Below are records; count the lines that contain "DATOS" and give only the total.

################

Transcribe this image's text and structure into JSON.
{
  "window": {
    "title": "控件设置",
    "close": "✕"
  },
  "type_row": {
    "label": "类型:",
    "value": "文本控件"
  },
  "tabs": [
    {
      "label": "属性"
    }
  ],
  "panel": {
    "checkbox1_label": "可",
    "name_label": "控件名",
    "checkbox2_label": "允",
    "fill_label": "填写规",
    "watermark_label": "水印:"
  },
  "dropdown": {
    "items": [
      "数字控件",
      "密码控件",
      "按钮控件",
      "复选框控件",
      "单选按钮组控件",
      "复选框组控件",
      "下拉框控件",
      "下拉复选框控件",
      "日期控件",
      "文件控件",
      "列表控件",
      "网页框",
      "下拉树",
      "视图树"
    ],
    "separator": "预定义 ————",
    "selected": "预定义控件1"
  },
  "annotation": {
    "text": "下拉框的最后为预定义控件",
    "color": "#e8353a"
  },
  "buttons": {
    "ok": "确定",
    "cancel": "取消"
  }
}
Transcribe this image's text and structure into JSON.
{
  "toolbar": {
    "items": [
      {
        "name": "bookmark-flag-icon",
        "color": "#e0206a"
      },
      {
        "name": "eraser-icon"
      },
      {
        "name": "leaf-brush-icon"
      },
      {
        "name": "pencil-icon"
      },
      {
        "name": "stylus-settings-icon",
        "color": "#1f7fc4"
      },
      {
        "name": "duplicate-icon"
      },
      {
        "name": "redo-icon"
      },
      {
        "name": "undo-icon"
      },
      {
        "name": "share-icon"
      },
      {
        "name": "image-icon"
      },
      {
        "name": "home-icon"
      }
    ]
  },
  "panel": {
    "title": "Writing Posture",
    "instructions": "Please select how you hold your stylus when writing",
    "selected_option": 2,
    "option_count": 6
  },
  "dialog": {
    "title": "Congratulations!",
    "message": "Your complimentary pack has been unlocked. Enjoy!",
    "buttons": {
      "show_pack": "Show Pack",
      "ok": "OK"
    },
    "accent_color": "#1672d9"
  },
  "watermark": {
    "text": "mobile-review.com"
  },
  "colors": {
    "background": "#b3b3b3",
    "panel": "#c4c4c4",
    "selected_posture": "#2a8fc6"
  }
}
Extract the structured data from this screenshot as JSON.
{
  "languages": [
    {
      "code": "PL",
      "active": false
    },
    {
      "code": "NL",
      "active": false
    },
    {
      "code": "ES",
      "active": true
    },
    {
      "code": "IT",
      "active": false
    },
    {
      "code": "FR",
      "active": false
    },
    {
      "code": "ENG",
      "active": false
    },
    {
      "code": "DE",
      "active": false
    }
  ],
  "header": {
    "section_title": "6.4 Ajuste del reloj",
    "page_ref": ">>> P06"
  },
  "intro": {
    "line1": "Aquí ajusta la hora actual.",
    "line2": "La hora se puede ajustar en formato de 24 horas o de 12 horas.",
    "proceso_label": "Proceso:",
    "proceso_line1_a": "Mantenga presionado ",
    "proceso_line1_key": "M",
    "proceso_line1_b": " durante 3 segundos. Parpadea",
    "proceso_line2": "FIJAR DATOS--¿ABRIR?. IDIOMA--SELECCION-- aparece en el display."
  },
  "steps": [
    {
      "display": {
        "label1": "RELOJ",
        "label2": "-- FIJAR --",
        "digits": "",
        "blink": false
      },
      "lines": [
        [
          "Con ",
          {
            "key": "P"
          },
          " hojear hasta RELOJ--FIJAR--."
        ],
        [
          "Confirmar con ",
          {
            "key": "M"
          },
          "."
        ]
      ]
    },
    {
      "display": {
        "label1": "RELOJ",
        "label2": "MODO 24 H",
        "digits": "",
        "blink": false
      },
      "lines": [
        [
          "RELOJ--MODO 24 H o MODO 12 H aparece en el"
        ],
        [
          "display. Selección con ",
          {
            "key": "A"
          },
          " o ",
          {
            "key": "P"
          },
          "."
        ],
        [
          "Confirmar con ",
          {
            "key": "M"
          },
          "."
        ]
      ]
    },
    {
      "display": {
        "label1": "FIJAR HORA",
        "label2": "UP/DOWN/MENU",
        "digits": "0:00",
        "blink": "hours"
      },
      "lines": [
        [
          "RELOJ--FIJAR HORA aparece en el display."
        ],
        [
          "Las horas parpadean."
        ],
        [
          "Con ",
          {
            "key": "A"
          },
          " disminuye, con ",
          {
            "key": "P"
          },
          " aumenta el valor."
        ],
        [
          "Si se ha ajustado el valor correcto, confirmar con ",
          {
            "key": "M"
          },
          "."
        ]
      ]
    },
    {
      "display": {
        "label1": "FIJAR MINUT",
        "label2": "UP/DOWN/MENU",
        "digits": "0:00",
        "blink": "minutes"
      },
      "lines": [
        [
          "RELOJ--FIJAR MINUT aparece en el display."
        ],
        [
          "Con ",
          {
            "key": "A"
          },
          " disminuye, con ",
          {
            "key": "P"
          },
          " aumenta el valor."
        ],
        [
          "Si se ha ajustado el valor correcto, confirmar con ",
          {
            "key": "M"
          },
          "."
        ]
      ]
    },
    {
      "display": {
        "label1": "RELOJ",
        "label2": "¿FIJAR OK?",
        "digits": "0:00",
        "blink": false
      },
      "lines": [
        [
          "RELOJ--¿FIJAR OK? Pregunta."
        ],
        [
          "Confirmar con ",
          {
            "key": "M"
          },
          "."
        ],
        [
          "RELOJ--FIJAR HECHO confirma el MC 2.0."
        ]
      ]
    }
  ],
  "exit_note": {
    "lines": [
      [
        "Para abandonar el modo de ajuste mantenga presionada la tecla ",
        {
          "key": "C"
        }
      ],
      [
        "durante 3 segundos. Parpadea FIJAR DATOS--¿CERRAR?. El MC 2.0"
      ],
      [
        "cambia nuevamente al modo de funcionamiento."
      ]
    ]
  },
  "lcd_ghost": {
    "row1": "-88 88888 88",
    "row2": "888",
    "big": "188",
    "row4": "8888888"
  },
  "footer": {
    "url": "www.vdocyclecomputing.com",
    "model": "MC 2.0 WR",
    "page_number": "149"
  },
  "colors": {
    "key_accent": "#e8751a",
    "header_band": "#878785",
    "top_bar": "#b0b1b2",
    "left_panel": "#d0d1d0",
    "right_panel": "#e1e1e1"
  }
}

################

# REPLY TO THE EXERCISE
2